**SET TASK**
Each line should be copied exactly.

**A run of records**
========================================
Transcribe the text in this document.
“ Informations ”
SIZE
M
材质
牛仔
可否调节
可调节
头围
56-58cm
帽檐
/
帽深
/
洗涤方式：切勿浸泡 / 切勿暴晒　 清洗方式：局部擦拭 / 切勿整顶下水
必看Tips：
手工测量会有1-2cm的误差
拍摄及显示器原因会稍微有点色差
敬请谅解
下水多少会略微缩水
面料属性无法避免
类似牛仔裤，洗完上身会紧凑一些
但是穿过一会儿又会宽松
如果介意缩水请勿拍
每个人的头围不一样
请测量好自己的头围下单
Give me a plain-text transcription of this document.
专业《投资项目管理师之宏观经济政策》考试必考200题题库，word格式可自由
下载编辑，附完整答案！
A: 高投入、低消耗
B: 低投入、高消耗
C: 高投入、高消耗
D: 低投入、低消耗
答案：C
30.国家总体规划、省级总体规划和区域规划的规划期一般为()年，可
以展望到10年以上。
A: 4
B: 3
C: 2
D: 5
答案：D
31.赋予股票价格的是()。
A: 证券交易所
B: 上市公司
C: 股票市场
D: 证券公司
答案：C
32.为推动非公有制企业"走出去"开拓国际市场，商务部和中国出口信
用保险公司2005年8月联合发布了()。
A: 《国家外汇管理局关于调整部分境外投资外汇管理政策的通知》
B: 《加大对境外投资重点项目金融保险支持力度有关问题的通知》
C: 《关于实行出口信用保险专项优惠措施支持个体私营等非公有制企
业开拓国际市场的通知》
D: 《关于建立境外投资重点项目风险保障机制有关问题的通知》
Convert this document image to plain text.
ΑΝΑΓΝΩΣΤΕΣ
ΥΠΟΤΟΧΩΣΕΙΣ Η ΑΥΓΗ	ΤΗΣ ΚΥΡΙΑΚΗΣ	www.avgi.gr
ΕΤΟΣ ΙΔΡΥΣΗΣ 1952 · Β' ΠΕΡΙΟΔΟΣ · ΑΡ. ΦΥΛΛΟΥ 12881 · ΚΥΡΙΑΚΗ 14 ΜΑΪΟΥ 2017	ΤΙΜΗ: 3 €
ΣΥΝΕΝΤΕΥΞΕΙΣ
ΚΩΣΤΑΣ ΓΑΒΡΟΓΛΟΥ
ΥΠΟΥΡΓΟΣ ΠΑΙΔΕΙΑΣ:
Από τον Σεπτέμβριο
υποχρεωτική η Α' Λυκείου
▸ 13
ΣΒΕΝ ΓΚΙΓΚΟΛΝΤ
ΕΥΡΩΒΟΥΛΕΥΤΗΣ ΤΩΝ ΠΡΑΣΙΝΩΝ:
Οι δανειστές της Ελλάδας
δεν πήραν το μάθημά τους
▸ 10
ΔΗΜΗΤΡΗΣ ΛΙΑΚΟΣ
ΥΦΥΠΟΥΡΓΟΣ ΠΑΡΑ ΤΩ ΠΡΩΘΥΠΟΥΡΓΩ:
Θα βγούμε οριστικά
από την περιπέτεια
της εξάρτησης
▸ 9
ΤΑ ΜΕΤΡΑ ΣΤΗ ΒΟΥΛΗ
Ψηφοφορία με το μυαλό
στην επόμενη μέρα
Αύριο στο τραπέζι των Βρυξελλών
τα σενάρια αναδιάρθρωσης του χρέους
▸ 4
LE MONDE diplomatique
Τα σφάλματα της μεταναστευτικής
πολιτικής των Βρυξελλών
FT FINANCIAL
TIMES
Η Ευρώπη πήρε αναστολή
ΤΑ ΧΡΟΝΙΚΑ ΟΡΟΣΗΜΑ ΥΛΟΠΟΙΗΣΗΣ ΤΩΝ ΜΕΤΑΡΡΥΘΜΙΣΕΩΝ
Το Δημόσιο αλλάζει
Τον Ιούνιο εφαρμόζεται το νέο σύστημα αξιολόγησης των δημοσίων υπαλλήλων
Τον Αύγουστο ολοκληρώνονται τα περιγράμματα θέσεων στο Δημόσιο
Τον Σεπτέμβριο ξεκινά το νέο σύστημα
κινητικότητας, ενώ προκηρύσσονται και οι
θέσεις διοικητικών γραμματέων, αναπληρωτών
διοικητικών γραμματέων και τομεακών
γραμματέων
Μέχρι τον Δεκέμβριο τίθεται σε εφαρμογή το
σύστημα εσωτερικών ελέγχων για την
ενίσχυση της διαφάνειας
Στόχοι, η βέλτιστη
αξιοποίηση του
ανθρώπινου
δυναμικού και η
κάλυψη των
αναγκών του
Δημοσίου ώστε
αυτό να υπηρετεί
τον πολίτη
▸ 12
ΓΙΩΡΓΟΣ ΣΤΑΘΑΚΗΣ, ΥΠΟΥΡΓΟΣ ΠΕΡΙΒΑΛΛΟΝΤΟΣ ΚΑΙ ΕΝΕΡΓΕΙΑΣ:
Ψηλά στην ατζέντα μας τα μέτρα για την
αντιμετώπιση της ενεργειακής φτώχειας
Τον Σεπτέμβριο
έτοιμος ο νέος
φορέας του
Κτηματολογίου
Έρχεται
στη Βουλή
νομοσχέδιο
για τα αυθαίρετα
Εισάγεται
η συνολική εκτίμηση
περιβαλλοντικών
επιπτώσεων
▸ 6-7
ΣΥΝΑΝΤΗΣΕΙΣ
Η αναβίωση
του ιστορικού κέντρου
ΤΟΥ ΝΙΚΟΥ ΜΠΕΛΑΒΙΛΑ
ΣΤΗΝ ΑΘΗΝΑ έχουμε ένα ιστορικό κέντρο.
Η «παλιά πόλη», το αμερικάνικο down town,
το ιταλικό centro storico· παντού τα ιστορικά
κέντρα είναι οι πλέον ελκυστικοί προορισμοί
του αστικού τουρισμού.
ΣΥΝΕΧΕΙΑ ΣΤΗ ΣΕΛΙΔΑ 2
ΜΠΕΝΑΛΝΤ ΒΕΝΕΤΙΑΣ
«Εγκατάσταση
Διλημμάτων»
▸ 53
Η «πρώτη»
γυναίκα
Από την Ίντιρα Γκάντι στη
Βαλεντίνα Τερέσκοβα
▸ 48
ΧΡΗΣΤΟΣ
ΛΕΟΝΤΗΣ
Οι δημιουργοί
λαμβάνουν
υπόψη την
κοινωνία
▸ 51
========================================
**REPLY**
Transcribe the text in this document.
“ Informations ”
SIZE
M
材质
牛仔
可否调节
可调节
头围
56-58cm
帽檐
/
帽深
/
洗涤方式：切勿浸泡 / 切勿暴晒　 清洗方式：局部擦拭 / 切勿整顶下水
必看Tips：
手工测量会有1-2cm的误差
拍摄及显示器原因会稍微有点色差
敬请谅解
下水多少会略微缩水
面料属性无法避免
类似牛仔裤，洗完上身会紧凑一些
但是穿过一会儿又会宽松
如果介意缩水请勿拍
每个人的头围不一样
请测量好自己的头围下单
Give me a plain-text transcription of this document.
专业《投资项目管理师之宏观经济政策》考试必考200题题库，word格式可自由
下载编辑，附完整答案！
A: 高投入、低消耗
B: 低投入、高消耗
C: 高投入、高消耗
D: 低投入、低消耗
答案：C
30.国家总体规划、省级总体规划和区域规划的规划期一般为()年，可
以展望到10年以上。
A: 4
B: 3
C: 2
D: 5
答案：D
31.赋予股票价格的是()。
A: 证券交易所
B: 上市公司
C: 股票市场
D: 证券公司
答案：C
32.为推动非公有制企业"走出去"开拓国际市场，商务部和中国出口信
用保险公司2005年8月联合发布了()。
A: 《国家外汇管理局关于调整部分境外投资外汇管理政策的通知》
B: 《加大对境外投资重点项目金融保险支持力度有关问题的通知》
C: 《关于实行出口信用保险专项优惠措施支持个体私营等非公有制企
业开拓国际市场的通知》
D: 《关于建立境外投资重点项目风险保障机制有关问题的通知》
Convert this document image to plain text.
ΑΝΑΓΝΩΣΤΕΣ
ΥΠΟΤΟΧΩΣΕΙΣ Η ΑΥΓΗ	ΤΗΣ ΚΥΡΙΑΚΗΣ	www.avgi.gr
ΕΤΟΣ ΙΔΡΥΣΗΣ 1952 · Β' ΠΕΡΙΟΔΟΣ · ΑΡ. ΦΥΛΛΟΥ 12881 · ΚΥΡΙΑΚΗ 14 ΜΑΪΟΥ 2017	ΤΙΜΗ: 3 €
ΣΥΝΕΝΤΕΥΞΕΙΣ
ΚΩΣΤΑΣ ΓΑΒΡΟΓΛΟΥ
ΥΠΟΥΡΓΟΣ ΠΑΙΔΕΙΑΣ:
Από τον Σεπτέμβριο
υποχρεωτική η Α' Λυκείου
▸ 13
ΣΒΕΝ ΓΚΙΓΚΟΛΝΤ
ΕΥΡΩΒΟΥΛΕΥΤΗΣ ΤΩΝ ΠΡΑΣΙΝΩΝ:
Οι δανειστές της Ελλάδας
δεν πήραν το μάθημά τους
▸ 10
ΔΗΜΗΤΡΗΣ ΛΙΑΚΟΣ
ΥΦΥΠΟΥΡΓΟΣ ΠΑΡΑ ΤΩ ΠΡΩΘΥΠΟΥΡΓΩ:
Θα βγούμε οριστικά
από την περιπέτεια
της εξάρτησης
▸ 9
ΤΑ ΜΕΤΡΑ ΣΤΗ ΒΟΥΛΗ
Ψηφοφορία με το μυαλό
στην επόμενη μέρα
Αύριο στο τραπέζι των Βρυξελλών
τα σενάρια αναδιάρθρωσης του χρέους
▸ 4
LE MONDE diplomatique
Τα σφάλματα της μεταναστευτικής
πολιτικής των Βρυξελλών
FT FINANCIAL
TIMES
Η Ευρώπη πήρε αναστολή
ΤΑ ΧΡΟΝΙΚΑ ΟΡΟΣΗΜΑ ΥΛΟΠΟΙΗΣΗΣ ΤΩΝ ΜΕΤΑΡΡΥΘΜΙΣΕΩΝ
Το Δημόσιο αλλάζει
Τον Ιούνιο εφαρμόζεται το νέο σύστημα αξιολόγησης των δημοσίων υπαλλήλων
Τον Αύγουστο ολοκληρώνονται τα περιγράμματα θέσεων στο Δημόσιο
Τον Σεπτέμβριο ξεκινά το νέο σύστημα
κινητικότητας, ενώ προκηρύσσονται και οι
θέσεις διοικητικών γραμματέων, αναπληρωτών
διοικητικών γραμματέων και τομεακών
γραμματέων
Μέχρι τον Δεκέμβριο τίθεται σε εφαρμογή το
σύστημα εσωτερικών ελέγχων για την
ενίσχυση της διαφάνειας
Στόχοι, η βέλτιστη
αξιοποίηση του
ανθρώπινου
δυναμικού και η
κάλυψη των
αναγκών του
Δημοσίου ώστε
αυτό να υπηρετεί
τον πολίτη
▸ 12
ΓΙΩΡΓΟΣ ΣΤΑΘΑΚΗΣ, ΥΠΟΥΡΓΟΣ ΠΕΡΙΒΑΛΛΟΝΤΟΣ ΚΑΙ ΕΝΕΡΓΕΙΑΣ:
Ψηλά στην ατζέντα μας τα μέτρα για την
αντιμετώπιση της ενεργειακής φτώχειας
Τον Σεπτέμβριο
έτοιμος ο νέος
φορέας του
Κτηματολογίου
Έρχεται
στη Βουλή
νομοσχέδιο
για τα αυθαίρετα
Εισάγεται
η συνολική εκτίμηση
περιβαλλοντικών
επιπτώσεων
▸ 6-7
ΣΥΝΑΝΤΗΣΕΙΣ
Η αναβίωση
του ιστορικού κέντρου
ΤΟΥ ΝΙΚΟΥ ΜΠΕΛΑΒΙΛΑ
ΣΤΗΝ ΑΘΗΝΑ έχουμε ένα ιστορικό κέντρο.
Η «παλιά πόλη», το αμερικάνικο down town,
το ιταλικό centro storico· παντού τα ιστορικά
κέντρα είναι οι πλέον ελκυστικοί προορισμοί
του αστικού τουρισμού.
ΣΥΝΕΧΕΙΑ ΣΤΗ ΣΕΛΙΔΑ 2
ΜΠΕΝΑΛΝΤ ΒΕΝΕΤΙΑΣ
«Εγκατάσταση
Διλημμάτων»
▸ 53
Η «πρώτη»
γυναίκα
Από την Ίντιρα Γκάντι στη
Βαλεντίνα Τερέσκοβα
▸ 48
ΧΡΗΣΤΟΣ
ΛΕΟΝΤΗΣ
Οι δημιουργοί
λαμβάνουν
υπόψη την
κοινωνία
▸ 51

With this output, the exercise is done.